• EXERCISE PROMPT:
Copy out all the records, word for word.

• DATA TO USE:
________________
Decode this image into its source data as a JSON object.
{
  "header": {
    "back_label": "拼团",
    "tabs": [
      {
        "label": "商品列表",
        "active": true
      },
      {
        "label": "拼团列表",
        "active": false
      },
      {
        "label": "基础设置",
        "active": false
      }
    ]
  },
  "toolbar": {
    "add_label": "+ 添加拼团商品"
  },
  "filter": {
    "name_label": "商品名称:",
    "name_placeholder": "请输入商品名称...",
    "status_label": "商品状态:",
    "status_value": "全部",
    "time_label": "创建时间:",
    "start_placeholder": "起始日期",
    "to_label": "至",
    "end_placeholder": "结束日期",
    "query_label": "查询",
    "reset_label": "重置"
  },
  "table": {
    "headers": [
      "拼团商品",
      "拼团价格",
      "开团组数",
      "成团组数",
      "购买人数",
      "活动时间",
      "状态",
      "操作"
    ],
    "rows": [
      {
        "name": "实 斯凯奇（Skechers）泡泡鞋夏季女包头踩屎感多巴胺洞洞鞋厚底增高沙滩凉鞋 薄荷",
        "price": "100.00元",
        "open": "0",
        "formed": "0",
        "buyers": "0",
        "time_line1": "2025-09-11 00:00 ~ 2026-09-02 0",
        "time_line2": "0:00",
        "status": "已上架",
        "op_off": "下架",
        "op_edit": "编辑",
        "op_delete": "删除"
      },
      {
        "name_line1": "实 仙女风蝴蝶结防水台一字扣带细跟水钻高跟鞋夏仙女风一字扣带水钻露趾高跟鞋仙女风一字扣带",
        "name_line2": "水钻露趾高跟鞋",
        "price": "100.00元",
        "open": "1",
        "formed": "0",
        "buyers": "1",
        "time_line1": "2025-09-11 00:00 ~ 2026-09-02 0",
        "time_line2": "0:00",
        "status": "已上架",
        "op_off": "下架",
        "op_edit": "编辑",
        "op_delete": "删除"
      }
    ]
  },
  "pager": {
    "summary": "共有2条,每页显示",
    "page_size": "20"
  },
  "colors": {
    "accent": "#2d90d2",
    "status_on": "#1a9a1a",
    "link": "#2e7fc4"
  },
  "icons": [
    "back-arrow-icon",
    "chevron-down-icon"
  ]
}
________________
• FINAL RESULT:
Decode this image into its source data as a JSON object.
{
  "header": {
    "back_label": "拼团",
    "tabs": [
      {
        "label": "商品列表",
        "active": true
      },
      {
        "label": "拼团列表",
        "active": false
      },
      {
        "label": "基础设置",
        "active": false
      }
    ]
  },
  "toolbar": {
    "add_label": "+ 添加拼团商品"
  },
  "filter": {
    "name_label": "商品名称:",
    "name_placeholder": "请输入商品名称...",
    "status_label": "商品状态:",
    "status_value": "全部",
    "time_label": "创建时间:",
    "start_placeholder": "起始日期",
    "to_label": "至",
    "end_placeholder": "结束日期",
    "query_label": "查询",
    "reset_label": "重置"
  },
  "table": {
    "headers": [
      "拼团商品",
      "拼团价格",
      "开团组数",
      "成团组数",
      "购买人数",
      "活动时间",
      "状态",
      "操作"
    ],
    "rows": [
      {
        "name": "实 斯凯奇（Skechers）泡泡鞋夏季女包头踩屎感多巴胺洞洞鞋厚底增高沙滩凉鞋 薄荷",
        "price": "100.00元",
        "open": "0",
        "formed": "0",
        "buyers": "0",
        "time_line1": "2025-09-11 00:00 ~ 2026-09-02 0",
        "time_line2": "0:00",
        "status": "已上架",
        "op_off": "下架",
        "op_edit": "编辑",
        "op_delete": "删除"
      },
      {
        "name_line1": "实 仙女风蝴蝶结防水台一字扣带细跟水钻高跟鞋夏仙女风一字扣带水钻露趾高跟鞋仙女风一字扣带",
        "name_line2": "水钻露趾高跟鞋",
        "price": "100.00元",
        "open": "1",
        "formed": "0",
        "buyers": "1",
        "time_line1": "2025-09-11 00:00 ~ 2026-09-02 0",
        "time_line2": "0:00",
        "status": "已上架",
        "op_off": "下架",
        "op_edit": "编辑",
        "op_delete": "删除"
      }
    ]
  },
  "pager": {
    "summary": "共有2条,每页显示",
    "page_size": "20"
  },
  "colors": {
    "accent": "#2d90d2",
    "status_on": "#1a9a1a",
    "link": "#2e7fc4"
  },
  "icons": [
    "back-arrow-icon",
    "chevron-down-icon"
  ]
}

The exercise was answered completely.